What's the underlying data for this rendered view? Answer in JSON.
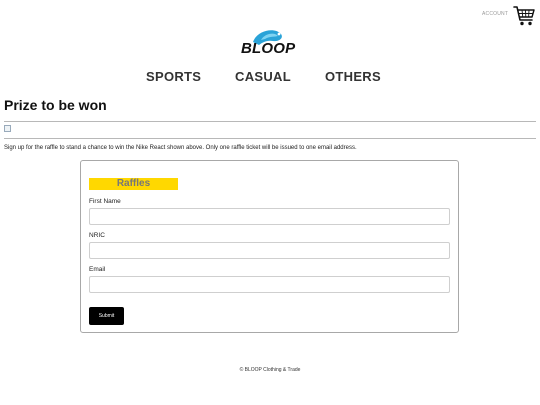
{
  "header": {
    "account_label": "ACCOUNT",
    "cart_icon": "shopping-cart-icon",
    "logo_text": "BLOOP",
    "logo_colors": {
      "wave": "#2aa3d8",
      "accent": "#7fd3f2"
    }
  },
  "nav": {
    "items": [
      "SPORTS",
      "CASUAL",
      "OTHERS"
    ]
  },
  "main": {
    "title": "Prize to be won",
    "intro": "Sign up for the raffle to stand a chance to win the Nike React shown above. Only one raffle ticket will be issued to one email address."
  },
  "form": {
    "title": "Raffles",
    "title_bg": "#ffd800",
    "fields": [
      {
        "label": "First Name",
        "value": ""
      },
      {
        "label": "NRIC",
        "value": ""
      },
      {
        "label": "Email",
        "value": ""
      }
    ],
    "submit_label": "Submit"
  },
  "footer": {
    "text": "© BLOOP Clothing & Trade"
  }
}
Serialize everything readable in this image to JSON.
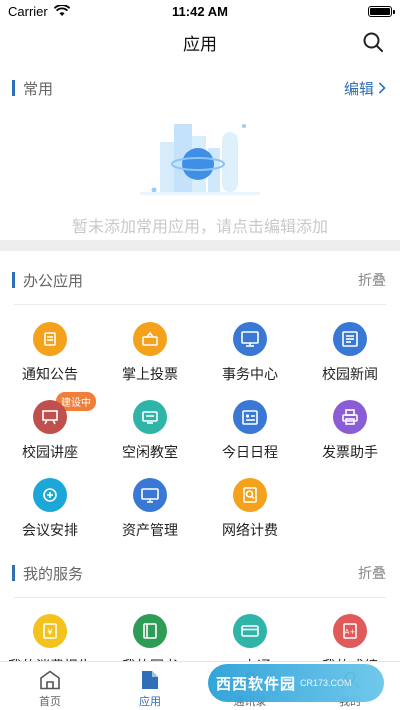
{
  "status": {
    "carrier": "Carrier",
    "time": "11:42 AM"
  },
  "nav": {
    "title": "应用"
  },
  "common": {
    "title": "常用",
    "edit": "编辑",
    "empty": "暂未添加常用应用，请点击编辑添加"
  },
  "office": {
    "title": "办公应用",
    "fold": "折叠",
    "items": [
      {
        "label": "通知公告",
        "icon": "notice-icon",
        "color": "#f4a21c"
      },
      {
        "label": "掌上投票",
        "icon": "vote-icon",
        "color": "#f4a21c"
      },
      {
        "label": "事务中心",
        "icon": "monitor-icon",
        "color": "#3a78d6"
      },
      {
        "label": "校园新闻",
        "icon": "news-icon",
        "color": "#3a78d6"
      },
      {
        "label": "校园讲座",
        "icon": "lecture-icon",
        "color": "#c0504d",
        "badge": "建设中"
      },
      {
        "label": "空闲教室",
        "icon": "classroom-icon",
        "color": "#2eb5a8"
      },
      {
        "label": "今日日程",
        "icon": "schedule-icon",
        "color": "#3a78d6"
      },
      {
        "label": "发票助手",
        "icon": "printer-icon",
        "color": "#8a5cd6"
      },
      {
        "label": "会议安排",
        "icon": "meeting-icon",
        "color": "#1ba8d8"
      },
      {
        "label": "资产管理",
        "icon": "asset-icon",
        "color": "#3a78d6"
      },
      {
        "label": "网络计费",
        "icon": "billing-icon",
        "color": "#f4a21c"
      }
    ]
  },
  "services": {
    "title": "我的服务",
    "fold": "折叠",
    "items": [
      {
        "label": "我的消费报告",
        "icon": "report-icon",
        "color": "#f4c21c"
      },
      {
        "label": "我的图书",
        "icon": "book-icon",
        "color": "#2e9b56"
      },
      {
        "label": "一卡通",
        "icon": "card-icon",
        "color": "#2eb5a8"
      },
      {
        "label": "我的成绩",
        "icon": "grade-icon",
        "color": "#e05a5a"
      }
    ]
  },
  "tabs": [
    {
      "label": "首页",
      "icon": "home-icon"
    },
    {
      "label": "应用",
      "icon": "apps-icon",
      "active": true
    },
    {
      "label": "通讯录",
      "icon": "contacts-icon"
    },
    {
      "label": "我的",
      "icon": "profile-icon"
    }
  ],
  "watermark": {
    "text": "西西软件园",
    "sub": "CR173.COM"
  }
}
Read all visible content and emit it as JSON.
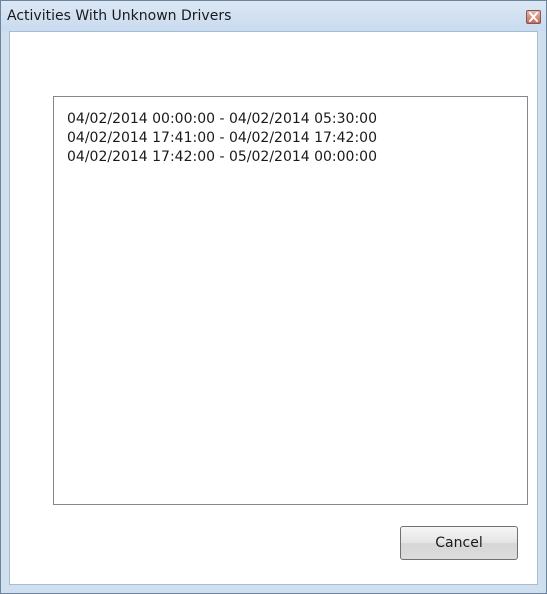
{
  "window": {
    "title": "Activities With Unknown Drivers",
    "close_icon": "close-icon"
  },
  "list": {
    "items": [
      "04/02/2014 00:00:00 - 04/02/2014 05:30:00",
      "04/02/2014 17:41:00 - 04/02/2014 17:42:00",
      "04/02/2014 17:42:00 - 05/02/2014 00:00:00"
    ]
  },
  "buttons": {
    "cancel_label": "Cancel"
  },
  "colors": {
    "frame": "#cfdff0",
    "close_button": "#c46a56"
  }
}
──────────
TASK PROMPT:
Write down exactly the lines running from the line with "Read all visible content and emit it as JSON." through the end of the material, both ends included, and none of the pictures.

SOLUTION:
Read all visible content and emit it as JSON.
{
  "window": {
    "title": "Activities With Unknown Drivers",
    "close_icon": "close-icon"
  },
  "list": {
    "items": [
      "04/02/2014 00:00:00 - 04/02/2014 05:30:00",
      "04/02/2014 17:41:00 - 04/02/2014 17:42:00",
      "04/02/2014 17:42:00 - 05/02/2014 00:00:00"
    ]
  },
  "buttons": {
    "cancel_label": "Cancel"
  },
  "colors": {
    "frame": "#cfdff0",
    "close_button": "#c46a56"
  }
}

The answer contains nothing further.